Stated problem -> Scan the data below for the string "fixo". Copy every line where it appears.

>> Begin Extracted data

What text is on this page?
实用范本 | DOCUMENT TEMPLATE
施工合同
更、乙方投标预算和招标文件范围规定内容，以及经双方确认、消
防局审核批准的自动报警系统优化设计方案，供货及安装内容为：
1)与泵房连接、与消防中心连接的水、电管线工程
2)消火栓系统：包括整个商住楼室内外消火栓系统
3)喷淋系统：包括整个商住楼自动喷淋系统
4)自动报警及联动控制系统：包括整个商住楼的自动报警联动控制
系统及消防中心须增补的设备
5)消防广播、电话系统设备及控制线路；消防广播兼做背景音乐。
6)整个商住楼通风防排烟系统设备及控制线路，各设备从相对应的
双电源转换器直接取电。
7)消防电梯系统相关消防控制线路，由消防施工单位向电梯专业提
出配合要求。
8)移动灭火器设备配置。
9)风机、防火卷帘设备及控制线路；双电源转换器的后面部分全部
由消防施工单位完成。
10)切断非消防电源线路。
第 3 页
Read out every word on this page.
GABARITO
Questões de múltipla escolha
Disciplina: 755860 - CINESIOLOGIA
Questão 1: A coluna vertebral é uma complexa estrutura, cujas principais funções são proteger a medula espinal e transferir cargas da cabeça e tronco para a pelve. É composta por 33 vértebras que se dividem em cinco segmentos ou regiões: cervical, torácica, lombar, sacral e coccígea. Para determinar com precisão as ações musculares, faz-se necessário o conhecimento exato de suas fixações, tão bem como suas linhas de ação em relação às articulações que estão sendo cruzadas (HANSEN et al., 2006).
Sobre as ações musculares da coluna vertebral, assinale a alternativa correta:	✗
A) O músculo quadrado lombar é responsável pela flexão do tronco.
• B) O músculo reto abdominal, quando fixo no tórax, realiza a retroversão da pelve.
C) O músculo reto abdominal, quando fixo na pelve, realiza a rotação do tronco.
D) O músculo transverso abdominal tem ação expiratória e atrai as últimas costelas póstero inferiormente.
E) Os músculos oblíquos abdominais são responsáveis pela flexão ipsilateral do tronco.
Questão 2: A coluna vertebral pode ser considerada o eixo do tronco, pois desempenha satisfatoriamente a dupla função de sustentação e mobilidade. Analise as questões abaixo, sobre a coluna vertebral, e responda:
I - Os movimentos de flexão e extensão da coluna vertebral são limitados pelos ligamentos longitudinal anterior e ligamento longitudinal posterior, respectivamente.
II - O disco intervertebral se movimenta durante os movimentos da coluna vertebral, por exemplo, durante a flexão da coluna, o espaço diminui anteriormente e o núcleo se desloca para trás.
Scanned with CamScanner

>> End Extracted data

Solution ->
• B) O músculo reto abdominal, quando fixo no tórax, realiza a retroversão da pelve.
C) O músculo reto abdominal, quando fixo na pelve, realiza a rotação do tronco.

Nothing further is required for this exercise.